-- FRAGMENTO PROPORCIONADO --
※ ※ ※

Durante el juicio, el acusado admitió los hechos y se justificó aduciendo que fueron el fruto de una discusión, durante la cual cayeron al suelo, lesionando a su víctima. Gregorio González, por su parte, dijo no conocer de nada a su agresor y que éste ya le había pagado la correspondiente indemnización. González admitió durante el juicio que estaba recuperado de las lesiones sufridas, por lo que al acusado le fue retirado el delito de vulneración del artículo 149, que se refiere a la causa de lesiones permanentes.

La pena solicitada por la Fiscalía para el hoy dirigente socialista quedó reducida a *año y medio de prisión*.

※ ※ ※

-- OBJETIVO --
Según el fragmento sobre el juicio, ¿a qué quedó reducida la pena que solicitaba la Fiscalía? El listado constituye material aparte, independiente del fragmento.

-- Entradas de disposición espacial --
※ ※ ※

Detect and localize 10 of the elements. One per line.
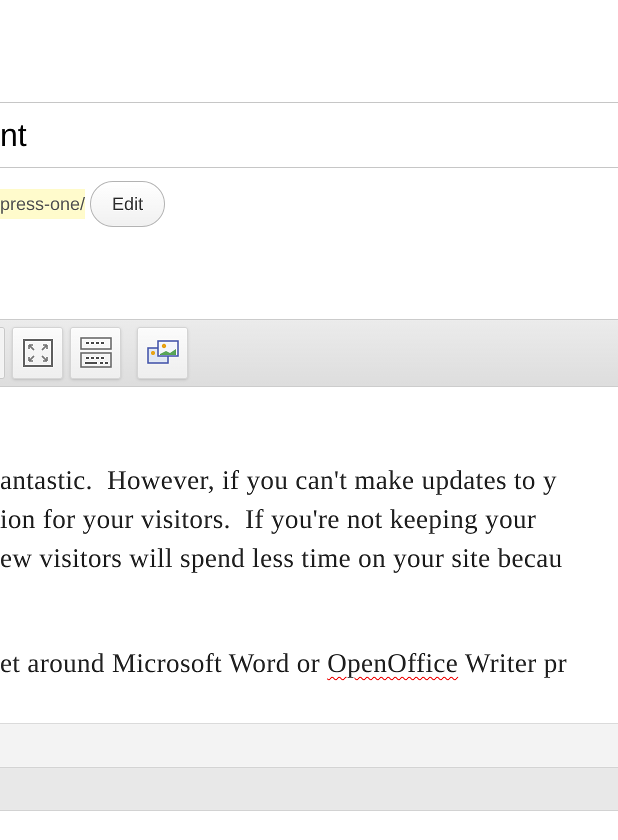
fullscreen-icon: [22, 337, 54, 369]
edit-button[interactable]: Edit: [90, 181, 166, 227]
keyboard-icon: [78, 336, 112, 370]
title-field[interactable]: nt: [0, 102, 618, 168]
add-media-button[interactable]: [137, 327, 188, 379]
paragraph-text: et around Microsoft Word or OpenOffice Writer pr: [0, 647, 568, 680]
fullscreen-button[interactable]: [12, 327, 63, 379]
kitchen-sink-button[interactable]: [70, 327, 121, 379]
permalink-slug: press-one/: [0, 189, 86, 219]
paragraph-text: antastic. However, if you can't make updates to y ion for your visitors. If you're not keeping your ew visitors will spend less time on your site becau: [0, 464, 564, 575]
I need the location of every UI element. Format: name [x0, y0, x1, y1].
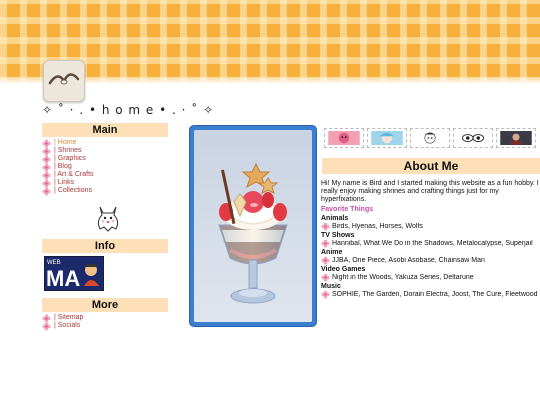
category-anime-heading: Anime: [321, 249, 343, 256]
stamp-manga-face[interactable]: [410, 128, 450, 148]
nav-label-shrines[interactable]: | Shrines: [54, 147, 82, 155]
info-badge[interactable]: WEB MA: [44, 256, 104, 291]
main-heading: Main: [42, 123, 168, 137]
avatar: [43, 60, 85, 102]
category-animals-item: Birds, Hyenas, Horses, Wolfs: [321, 223, 540, 231]
category-games-item: Night in the Woods, Yakuza Series, Delta…: [321, 274, 540, 282]
category-anime-text: JJBA, One Piece, Asobi Asobase, Chainsaw…: [332, 257, 485, 264]
ghost-cat-mascot: [97, 206, 119, 232]
stamp-blue-character[interactable]: [367, 128, 407, 148]
more-heading: More: [42, 298, 168, 312]
pink-flower-icon: [42, 186, 51, 196]
site-title: ✧ ˚ · . • h o m e • . · ˚ ✧: [42, 103, 215, 117]
nav-label-home[interactable]: | Home: [54, 139, 76, 147]
pink-flower-icon: [321, 291, 330, 299]
stamp-row: [324, 128, 540, 150]
parfait-photo: [194, 130, 312, 322]
category-animals-heading: Animals: [321, 215, 349, 222]
favorites-title: Favorite Things: [321, 206, 374, 213]
nav-item-graphics[interactable]: | Graphics: [42, 154, 168, 164]
category-games-heading: Video Games: [321, 266, 366, 273]
pink-flower-icon: [42, 321, 51, 331]
category-music-text: SOPHIE, The Garden, Dorain Electra, Joos…: [332, 291, 540, 298]
about-heading: About Me: [322, 158, 540, 174]
nav-item-socials[interactable]: | Socials: [42, 321, 168, 331]
category-tv-heading: TV Shows: [321, 232, 355, 239]
category-games-text: Night in the Woods, Yakuza Series, Delta…: [332, 274, 474, 281]
more-nav: | Sitemap | Socials: [42, 313, 168, 331]
stamp-portrait[interactable]: [496, 128, 536, 148]
category-tv-item: Hannibal, What We Do in the Shadows, Met…: [321, 240, 540, 248]
about-section: Hi! My name is Bird and I started making…: [321, 180, 540, 299]
category-tv-text: Hannibal, What We Do in the Shadows, Met…: [332, 240, 533, 247]
nav-label-socials[interactable]: | Socials: [54, 322, 80, 330]
category-music-heading: Music: [321, 283, 341, 290]
nav-item-home[interactable]: | Home: [42, 138, 168, 148]
nav-item-collections[interactable]: | Collections: [42, 186, 168, 196]
nav-label-links[interactable]: | Links: [54, 179, 74, 187]
nav-item-links[interactable]: | Links: [42, 178, 168, 188]
nav-label-art-crafts[interactable]: | Art & Crafts: [54, 171, 94, 179]
nav-label-sitemap[interactable]: | Sitemap: [54, 314, 83, 322]
nav-item-blog[interactable]: | Blog: [42, 162, 168, 172]
about-intro: Hi! My name is Bird and I started making…: [321, 180, 539, 203]
nav-item-shrines[interactable]: | Shrines: [42, 146, 168, 156]
sidebar: Main | Home | Shrines | Graphics | Blog …: [42, 123, 168, 331]
main-nav: | Home | Shrines | Graphics | Blog | Art…: [42, 138, 168, 196]
nav-label-collections[interactable]: | Collections: [54, 187, 92, 195]
info-badge-text: MA: [46, 266, 80, 291]
category-anime-item: JJBA, One Piece, Asobi Asobase, Chainsaw…: [321, 257, 540, 265]
nav-label-graphics[interactable]: | Graphics: [54, 155, 86, 163]
featured-photo-frame: [190, 126, 316, 326]
pink-flower-icon: [321, 223, 330, 231]
category-music-item: SOPHIE, The Garden, Dorain Electra, Joos…: [321, 291, 540, 299]
category-animals-text: Birds, Hyenas, Horses, Wolfs: [332, 223, 423, 230]
stamp-eyes[interactable]: [453, 128, 493, 148]
pink-flower-icon: [321, 240, 330, 248]
pink-flower-icon: [321, 257, 330, 265]
nav-item-sitemap[interactable]: | Sitemap: [42, 313, 168, 323]
nav-label-blog[interactable]: | Blog: [54, 163, 72, 171]
pink-flower-icon: [321, 274, 330, 282]
stamp-pink-bear[interactable]: [324, 128, 364, 148]
nav-item-art-crafts[interactable]: | Art & Crafts: [42, 170, 168, 180]
info-heading: Info: [42, 239, 168, 253]
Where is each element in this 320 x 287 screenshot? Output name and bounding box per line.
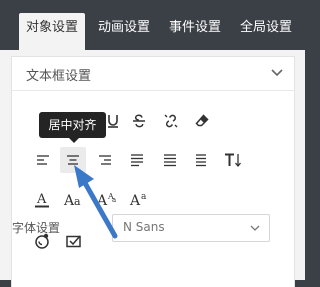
font-select[interactable]: N Sans <box>112 214 270 242</box>
tab-bar: 对象设置 动画设置 事件设置 全局设置 <box>0 0 305 50</box>
tab-animation-settings[interactable]: 动画设置 <box>91 13 157 50</box>
svg-text:A: A <box>129 193 141 209</box>
chevron-down-icon <box>250 225 260 231</box>
tooltip: 居中对齐 <box>39 112 106 143</box>
font-setting-label: 字体设置 <box>12 221 61 235</box>
superscript-icon[interactable]: AAa <box>94 187 120 213</box>
eraser-icon[interactable] <box>189 108 215 134</box>
align-left-icon[interactable] <box>30 147 56 173</box>
strikethrough-icon[interactable] <box>126 108 152 134</box>
subscript-icon[interactable]: Aa <box>127 187 153 213</box>
svg-text:a: a <box>74 195 81 208</box>
font-select-value: N Sans <box>123 220 165 234</box>
tab-event-settings[interactable]: 事件设置 <box>162 13 228 50</box>
font-color-icon[interactable]: A <box>29 187 55 213</box>
justify-all-icon[interactable] <box>157 147 183 173</box>
tab-global-settings[interactable]: 全局设置 <box>233 13 299 50</box>
unlink-icon[interactable] <box>158 108 184 134</box>
chevron-down-icon[interactable] <box>270 66 284 80</box>
svg-text:A: A <box>96 193 108 209</box>
font-size-icon[interactable]: Aa <box>61 187 87 213</box>
tab-object-settings[interactable]: 对象设置 <box>19 13 85 50</box>
svg-text:A: A <box>36 192 47 207</box>
svg-text:a: a <box>141 192 147 202</box>
text-height-icon[interactable] <box>220 147 246 173</box>
section-title: 文本框设置 <box>26 69 92 84</box>
section-header[interactable]: 文本框设置 <box>12 57 294 91</box>
distribute-icon[interactable] <box>188 147 214 173</box>
message-icon[interactable] <box>61 228 87 254</box>
align-center-icon[interactable] <box>60 147 86 173</box>
align-justify-icon[interactable] <box>124 147 150 173</box>
align-right-icon[interactable] <box>92 147 118 173</box>
svg-text:a: a <box>112 196 116 204</box>
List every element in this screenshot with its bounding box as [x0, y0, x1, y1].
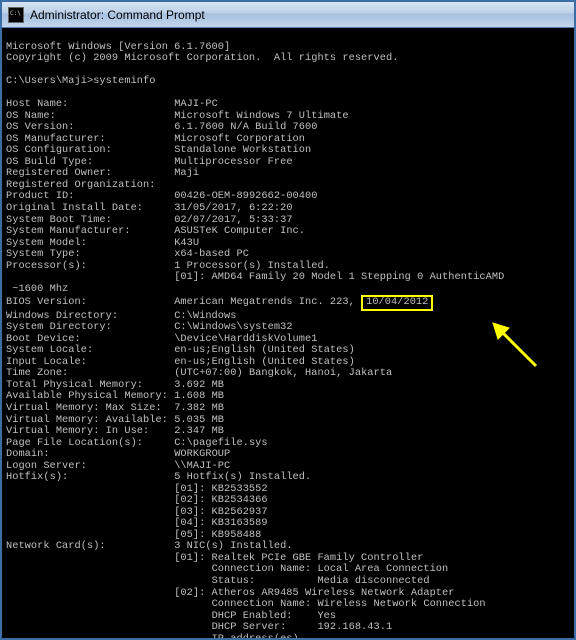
highlight-bios-date: 10/04/2012: [361, 295, 433, 311]
value-os-version: 6.1.7600 N/A Build 7600: [174, 121, 317, 133]
value-processors: 1 Processor(s) Installed.: [174, 260, 330, 272]
label-boot-device: Boot Device:: [6, 333, 81, 345]
label-os-manufacturer: OS Manufacturer:: [6, 133, 106, 145]
label-registered-owner: Registered Owner:: [6, 167, 112, 179]
label-total-mem: Total Physical Memory:: [6, 379, 143, 391]
label-win-dir: Windows Directory:: [6, 310, 118, 322]
label-logon: Logon Server:: [6, 460, 87, 472]
hotfix-2: [02]: KB2534366: [174, 494, 267, 506]
nic2-dhcpsrv: DHCP Server: 192.168.43.1: [212, 621, 393, 633]
value-os-configuration: Standalone Workstation: [174, 144, 311, 156]
value-boot-time: 02/07/2017, 5:33:37: [174, 214, 292, 226]
value-input-locale: en-us;English (United States): [174, 356, 355, 368]
hotfix-4: [04]: KB3163589: [174, 517, 267, 529]
value-sys-locale: en-us;English (United States): [174, 344, 355, 356]
value-bios: American Megatrends Inc. 223,: [174, 296, 355, 308]
label-hotfix: Hotfix(s):: [6, 471, 68, 483]
hotfix-5: [05]: KB958488: [174, 529, 261, 541]
value-pagefile: C:\pagefile.sys: [174, 437, 267, 449]
annotation-arrow-icon: [454, 309, 546, 392]
terminal-output[interactable]: Microsoft Windows [Version 6.1.7600] Cop…: [2, 28, 574, 638]
value-vmax: 7.382 MB: [174, 402, 224, 414]
value-sys-dir: C:\Windows\system32: [174, 321, 292, 333]
value-sys-manufacturer: ASUSTeK Computer Inc.: [174, 225, 305, 237]
value-host-name: MAJI-PC: [174, 98, 218, 110]
label-vuse: Virtual Memory: In Use:: [6, 425, 149, 437]
value-product-id: 00426-OEM-8992662-00400: [174, 190, 317, 202]
label-install-date: Original Install Date:: [6, 202, 143, 214]
label-sys-locale: System Locale:: [6, 344, 93, 356]
value-os-manufacturer: Microsoft Corporation: [174, 133, 305, 145]
value-sys-model: K43U: [174, 237, 199, 249]
titlebar[interactable]: Administrator: Command Prompt: [2, 2, 574, 28]
label-avail-mem: Available Physical Memory:: [6, 390, 168, 402]
label-os-configuration: OS Configuration:: [6, 144, 112, 156]
value-os-build-type: Multiprocessor Free: [174, 156, 292, 168]
value-vuse: 2.347 MB: [174, 425, 224, 437]
value-install-date: 31/05/2017, 6:22:20: [174, 202, 292, 214]
prompt-command: C:\Users\Maji>systeminfo: [6, 75, 156, 87]
value-win-dir: C:\Windows: [174, 310, 236, 322]
value-hotfix: 5 Hotfix(s) Installed.: [174, 471, 311, 483]
processor-detail: [01]: AMD64 Family 20 Model 1 Stepping 0…: [174, 271, 504, 283]
label-pagefile: Page File Location(s):: [6, 437, 143, 449]
cmd-icon: [8, 7, 24, 23]
copyright-line: Copyright (c) 2009 Microsoft Corporation…: [6, 52, 398, 64]
value-time-zone: (UTC+07:00) Bangkok, Hanoi, Jakarta: [174, 367, 392, 379]
label-host-name: Host Name:: [6, 98, 68, 110]
value-boot-device: \Device\HarddiskVolume1: [174, 333, 317, 345]
label-os-build-type: OS Build Type:: [6, 156, 93, 168]
value-os-name: Microsoft Windows 7 Ultimate: [174, 110, 348, 122]
label-registered-org: Registered Organization:: [6, 179, 156, 191]
nic2-conn: Connection Name: Wireless Network Connec…: [212, 598, 486, 610]
label-processors: Processor(s):: [6, 260, 87, 272]
value-registered-owner: Maji: [174, 167, 199, 179]
value-sys-type: x64-based PC: [174, 248, 249, 260]
label-domain: Domain:: [6, 448, 50, 460]
label-bios: BIOS Version:: [6, 296, 87, 308]
label-vavail: Virtual Memory: Available:: [6, 414, 168, 426]
value-avail-mem: 1.608 MB: [174, 390, 224, 402]
label-sys-dir: System Directory:: [6, 321, 112, 333]
nic2-ipaddr: IP address(es): [212, 633, 299, 638]
nic1-head: [01]: Realtek PCIe GBE Family Controller: [174, 552, 423, 564]
label-boot-time: System Boot Time:: [6, 214, 112, 226]
nic2-dhcp: DHCP Enabled: Yes: [212, 610, 337, 622]
nic1-conn: Connection Name: Local Area Connection: [212, 563, 449, 575]
label-nic: Network Card(s):: [6, 540, 106, 552]
nic2-head: [02]: Atheros AR9485 Wireless Network Ad…: [174, 587, 454, 599]
label-time-zone: Time Zone:: [6, 367, 68, 379]
nic1-status: Status: Media disconnected: [212, 575, 430, 587]
hotfix-1: [01]: KB2533552: [174, 483, 267, 495]
value-domain: WORKGROUP: [174, 448, 230, 460]
value-total-mem: 3.692 MB: [174, 379, 224, 391]
value-vavail: 5.035 MB: [174, 414, 224, 426]
window-title: Administrator: Command Prompt: [30, 8, 570, 22]
label-product-id: Product ID:: [6, 190, 75, 202]
label-sys-type: System Type:: [6, 248, 81, 260]
label-os-name: OS Name:: [6, 110, 56, 122]
label-vmax: Virtual Memory: Max Size:: [6, 402, 162, 414]
value-logon: \\MAJI-PC: [174, 460, 230, 472]
label-sys-manufacturer: System Manufacturer:: [6, 225, 131, 237]
label-sys-model: System Model:: [6, 237, 87, 249]
label-os-version: OS Version:: [6, 121, 75, 133]
hotfix-3: [03]: KB2562937: [174, 506, 267, 518]
version-line: Microsoft Windows [Version 6.1.7600]: [6, 41, 230, 53]
label-input-locale: Input Locale:: [6, 356, 87, 368]
command-prompt-window: Administrator: Command Prompt Microsoft …: [0, 0, 576, 640]
value-nic: 3 NIC(s) Installed.: [174, 540, 292, 552]
processor-mhz: ~1600 Mhz: [6, 283, 68, 295]
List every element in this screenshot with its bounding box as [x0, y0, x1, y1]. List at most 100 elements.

※ ※ ※

-- EJERCICIO RESUELTO --
A año y medio de prisión.